_Request_. Omit every picture and write out the rest of the records exactly.

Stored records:
<<<<

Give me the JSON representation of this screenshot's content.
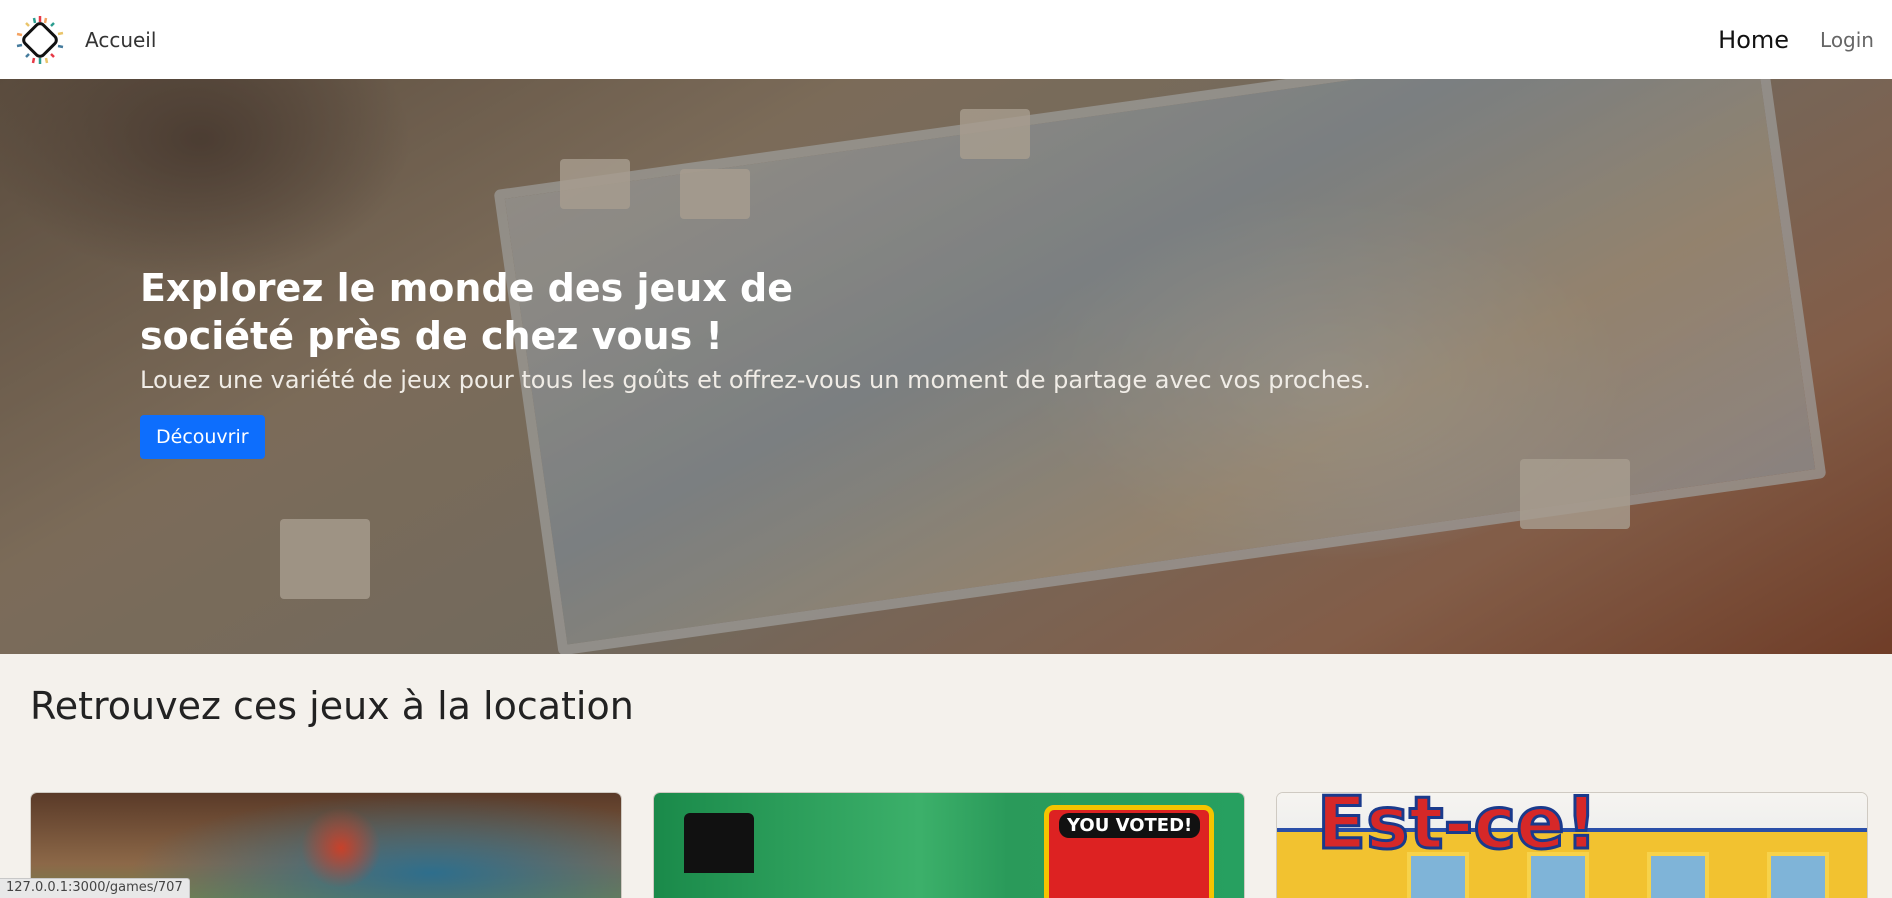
{
  "navbar": {
    "brand_label": "Accueil",
    "links": {
      "home": "Home",
      "login": "Login"
    }
  },
  "hero": {
    "title": "Explorez le monde des jeux de société près de chez vous !",
    "subtitle": "Louez une variété de jeux pour tous les goûts et offrez-vous un moment de partage avec vos proches.",
    "cta_label": "Découvrir"
  },
  "games_section": {
    "title": "Retrouvez ces jeux à la location",
    "cards": [
      {
        "image": "board-game-photo"
      },
      {
        "image": "monopoly-box",
        "badge": "YOU VOTED!"
      },
      {
        "image": "guess-who-box",
        "logo": "Est-ce!"
      }
    ]
  },
  "status_bar": {
    "url": "127.0.0.1:3000/games/707"
  },
  "colors": {
    "primary": "#0d6efd",
    "page_bg": "#f4f1ec",
    "navbar_bg": "#ffffff"
  }
}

>>>>

_Output for this exercise_.
Give me the JSON representation of this screenshot's content.
{
  "navbar": {
    "brand_label": "Accueil",
    "links": {
      "home": "Home",
      "login": "Login"
    }
  },
  "hero": {
    "title": "Explorez le monde des jeux de société près de chez vous !",
    "subtitle": "Louez une variété de jeux pour tous les goûts et offrez-vous un moment de partage avec vos proches.",
    "cta_label": "Découvrir"
  },
  "games_section": {
    "title": "Retrouvez ces jeux à la location",
    "cards": [
      {
        "image": "board-game-photo"
      },
      {
        "image": "monopoly-box",
        "badge": "YOU VOTED!"
      },
      {
        "image": "guess-who-box",
        "logo": "Est-ce!"
      }
    ]
  },
  "status_bar": {
    "url": "127.0.0.1:3000/games/707"
  },
  "colors": {
    "primary": "#0d6efd",
    "page_bg": "#f4f1ec",
    "navbar_bg": "#ffffff"
  }
}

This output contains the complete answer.